> Instructions for the task
Take every line from the material that has the word "text" in it.

> Records for the exercise
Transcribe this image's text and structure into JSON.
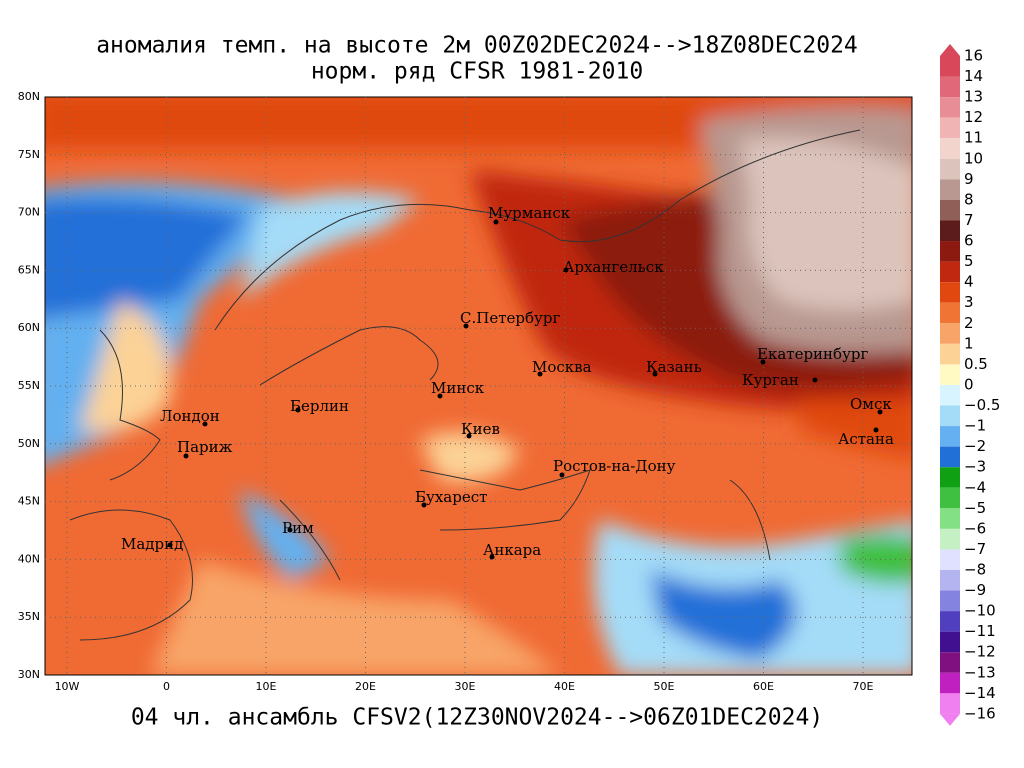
{
  "header": {
    "title": "аномалия темп. на высоте 2м 00Z02DEC2024-->18Z08DEC2024",
    "subtitle": "норм. ряд CFSR 1981-2010"
  },
  "footer": {
    "text": "04 чл. ансамбль CFSV2(12Z30NOV2024-->06Z01DEC2024)"
  },
  "map": {
    "lat_labels": [
      "80N",
      "75N",
      "70N",
      "65N",
      "60N",
      "55N",
      "50N",
      "45N",
      "40N",
      "35N",
      "30N"
    ],
    "lon_labels": [
      "10W",
      "0",
      "10E",
      "20E",
      "30E",
      "40E",
      "50E",
      "60E",
      "70E"
    ],
    "cities": [
      "Мурманск",
      "Архангельск",
      "С.Петербург",
      "Москва",
      "Казань",
      "Екатеринбург",
      "Курган",
      "Омск",
      "Астана",
      "Минск",
      "Берлин",
      "Лондон",
      "Париж",
      "Киев",
      "Ростов-на-Дону",
      "Бухарест",
      "Рим",
      "Мадрид",
      "Анкара"
    ]
  },
  "colorbar": {
    "labels": [
      "16",
      "14",
      "13",
      "12",
      "11",
      "10",
      "9",
      "8",
      "7",
      "6",
      "5",
      "4",
      "3",
      "2",
      "1",
      "0.5",
      "0",
      "−0.5",
      "−1",
      "−2",
      "−3",
      "−4",
      "−5",
      "−6",
      "−7",
      "−8",
      "−9",
      "−10",
      "−11",
      "−12",
      "−13",
      "−14",
      "−16"
    ],
    "colors": [
      "#d8485a",
      "#e06878",
      "#e88c96",
      "#f0b4b4",
      "#f2d4cc",
      "#dcc4bc",
      "#b89890",
      "#906058",
      "#5c1c1c",
      "#8c1a10",
      "#c02810",
      "#e04810",
      "#f07434",
      "#f8a468",
      "#fcd296",
      "#fffac4",
      "#d8f4ff",
      "#a4dcf8",
      "#64b0f0",
      "#2070d8",
      "#10a014",
      "#40c040",
      "#84e084",
      "#c4f0c4",
      "#e0e0ff",
      "#b4b4f0",
      "#8484e0",
      "#5040c0",
      "#401090",
      "#801080",
      "#c020c0",
      "#f080f0"
    ]
  }
}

> Exercise solution
Transcribe this image's text and structure into JSON.
    "text": "04 чл. ансамбль CFSV2(12Z30NOV2024-->06Z01DEC2024)"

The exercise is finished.